* [Task item] Where the line containing "Give me the" appears in the records below, begin there and output each line verbatim through the last line.

* [Listed records]

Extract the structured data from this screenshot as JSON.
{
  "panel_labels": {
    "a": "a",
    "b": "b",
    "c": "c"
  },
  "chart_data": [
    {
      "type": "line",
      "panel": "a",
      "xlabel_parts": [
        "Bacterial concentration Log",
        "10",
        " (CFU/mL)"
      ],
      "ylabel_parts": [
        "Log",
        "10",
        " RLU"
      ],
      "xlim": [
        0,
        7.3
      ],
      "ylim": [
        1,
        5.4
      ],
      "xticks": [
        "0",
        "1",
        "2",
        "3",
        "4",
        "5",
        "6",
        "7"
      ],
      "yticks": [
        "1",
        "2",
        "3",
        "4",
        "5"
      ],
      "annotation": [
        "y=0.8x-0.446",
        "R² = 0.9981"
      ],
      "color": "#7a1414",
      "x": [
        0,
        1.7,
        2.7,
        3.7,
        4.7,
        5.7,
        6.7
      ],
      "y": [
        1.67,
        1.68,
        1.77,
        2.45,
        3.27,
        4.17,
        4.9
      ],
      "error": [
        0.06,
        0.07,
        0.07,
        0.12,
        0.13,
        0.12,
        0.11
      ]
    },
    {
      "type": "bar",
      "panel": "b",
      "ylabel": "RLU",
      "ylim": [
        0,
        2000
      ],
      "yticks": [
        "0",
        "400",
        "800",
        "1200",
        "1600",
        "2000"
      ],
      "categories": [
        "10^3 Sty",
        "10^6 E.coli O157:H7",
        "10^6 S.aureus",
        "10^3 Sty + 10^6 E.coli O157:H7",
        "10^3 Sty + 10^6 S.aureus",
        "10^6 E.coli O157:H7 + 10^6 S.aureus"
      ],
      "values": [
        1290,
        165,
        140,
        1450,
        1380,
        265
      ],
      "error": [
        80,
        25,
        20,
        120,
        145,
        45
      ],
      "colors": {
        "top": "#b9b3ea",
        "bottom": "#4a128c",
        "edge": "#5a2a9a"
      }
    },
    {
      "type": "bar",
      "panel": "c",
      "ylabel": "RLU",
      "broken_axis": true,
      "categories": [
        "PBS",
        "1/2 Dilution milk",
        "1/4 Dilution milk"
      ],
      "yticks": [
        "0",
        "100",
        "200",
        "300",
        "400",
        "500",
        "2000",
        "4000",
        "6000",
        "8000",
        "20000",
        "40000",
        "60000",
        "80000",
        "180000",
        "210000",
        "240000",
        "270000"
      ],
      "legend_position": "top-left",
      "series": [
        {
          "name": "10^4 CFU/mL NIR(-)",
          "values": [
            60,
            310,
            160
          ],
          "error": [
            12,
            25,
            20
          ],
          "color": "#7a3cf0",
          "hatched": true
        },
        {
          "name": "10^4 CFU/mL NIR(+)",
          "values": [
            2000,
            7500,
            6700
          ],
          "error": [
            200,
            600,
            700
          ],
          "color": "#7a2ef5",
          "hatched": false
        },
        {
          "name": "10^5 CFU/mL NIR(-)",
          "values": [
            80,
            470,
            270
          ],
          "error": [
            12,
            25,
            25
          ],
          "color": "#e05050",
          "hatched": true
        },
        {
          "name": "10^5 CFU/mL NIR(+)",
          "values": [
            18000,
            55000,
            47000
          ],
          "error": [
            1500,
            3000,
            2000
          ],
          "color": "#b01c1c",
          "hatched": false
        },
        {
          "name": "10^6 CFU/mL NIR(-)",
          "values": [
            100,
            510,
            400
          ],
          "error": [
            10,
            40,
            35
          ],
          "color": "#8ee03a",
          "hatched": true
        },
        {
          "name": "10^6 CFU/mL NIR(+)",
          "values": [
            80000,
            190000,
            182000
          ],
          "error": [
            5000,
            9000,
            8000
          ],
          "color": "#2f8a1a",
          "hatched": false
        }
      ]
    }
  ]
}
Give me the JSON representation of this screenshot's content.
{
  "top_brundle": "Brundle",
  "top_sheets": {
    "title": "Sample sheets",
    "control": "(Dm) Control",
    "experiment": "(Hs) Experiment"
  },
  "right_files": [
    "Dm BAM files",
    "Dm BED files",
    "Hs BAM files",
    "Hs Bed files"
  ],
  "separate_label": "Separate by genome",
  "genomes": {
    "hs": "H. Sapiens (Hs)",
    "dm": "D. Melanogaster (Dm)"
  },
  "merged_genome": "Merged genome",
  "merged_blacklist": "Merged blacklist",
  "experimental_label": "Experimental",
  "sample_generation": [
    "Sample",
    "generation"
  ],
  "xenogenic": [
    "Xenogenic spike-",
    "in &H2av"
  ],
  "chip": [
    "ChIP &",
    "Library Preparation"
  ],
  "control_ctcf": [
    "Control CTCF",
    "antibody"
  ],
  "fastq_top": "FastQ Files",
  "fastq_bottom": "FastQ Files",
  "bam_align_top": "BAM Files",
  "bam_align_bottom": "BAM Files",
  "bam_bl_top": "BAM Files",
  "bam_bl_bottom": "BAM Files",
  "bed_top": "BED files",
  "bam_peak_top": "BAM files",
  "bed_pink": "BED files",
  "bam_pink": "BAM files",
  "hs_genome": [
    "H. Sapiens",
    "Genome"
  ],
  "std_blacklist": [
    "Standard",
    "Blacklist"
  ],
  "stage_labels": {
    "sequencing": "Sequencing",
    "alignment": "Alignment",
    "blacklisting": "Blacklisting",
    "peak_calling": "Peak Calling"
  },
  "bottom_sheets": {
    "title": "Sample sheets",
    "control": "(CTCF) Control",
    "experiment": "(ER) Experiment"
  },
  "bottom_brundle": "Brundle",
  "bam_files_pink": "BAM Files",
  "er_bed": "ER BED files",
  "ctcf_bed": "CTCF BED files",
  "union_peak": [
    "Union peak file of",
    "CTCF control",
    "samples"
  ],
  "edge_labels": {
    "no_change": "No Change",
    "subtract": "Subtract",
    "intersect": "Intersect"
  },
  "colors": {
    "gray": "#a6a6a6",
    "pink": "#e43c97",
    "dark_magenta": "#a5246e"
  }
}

* [Expected answer]
Give me the JSON representation of this screenshot's content.
{
  "top_brundle": "Brundle",
  "top_sheets": {
    "title": "Sample sheets",
    "control": "(Dm) Control",
    "experiment": "(Hs) Experiment"
  },
  "right_files": [
    "Dm BAM files",
    "Dm BED files",
    "Hs BAM files",
    "Hs Bed files"
  ],
  "separate_label": "Separate by genome",
  "genomes": {
    "hs": "H. Sapiens (Hs)",
    "dm": "D. Melanogaster (Dm)"
  },
  "merged_genome": "Merged genome",
  "merged_blacklist": "Merged blacklist",
  "experimental_label": "Experimental",
  "sample_generation": [
    "Sample",
    "generation"
  ],
  "xenogenic": [
    "Xenogenic spike-",
    "in &H2av"
  ],
  "chip": [
    "ChIP &",
    "Library Preparation"
  ],
  "control_ctcf": [
    "Control CTCF",
    "antibody"
  ],
  "fastq_top": "FastQ Files",
  "fastq_bottom": "FastQ Files",
  "bam_align_top": "BAM Files",
  "bam_align_bottom": "BAM Files",
  "bam_bl_top": "BAM Files",
  "bam_bl_bottom": "BAM Files",
  "bed_top": "BED files",
  "bam_peak_top": "BAM files",
  "bed_pink": "BED files",
  "bam_pink": "BAM files",
  "hs_genome": [
    "H. Sapiens",
    "Genome"
  ],
  "std_blacklist": [
    "Standard",
    "Blacklist"
  ],
  "stage_labels": {
    "sequencing": "Sequencing",
    "alignment": "Alignment",
    "blacklisting": "Blacklisting",
    "peak_calling": "Peak Calling"
  },
  "bottom_sheets": {
    "title": "Sample sheets",
    "control": "(CTCF) Control",
    "experiment": "(ER) Experiment"
  },
  "bottom_brundle": "Brundle",
  "bam_files_pink": "BAM Files",
  "er_bed": "ER BED files",
  "ctcf_bed": "CTCF BED files",
  "union_peak": [
    "Union peak file of",
    "CTCF control",
    "samples"
  ],
  "edge_labels": {
    "no_change": "No Change",
    "subtract": "Subtract",
    "intersect": "Intersect"
  },
  "colors": {
    "gray": "#a6a6a6",
    "pink": "#e43c97",
    "dark_magenta": "#a5246e"
  }
}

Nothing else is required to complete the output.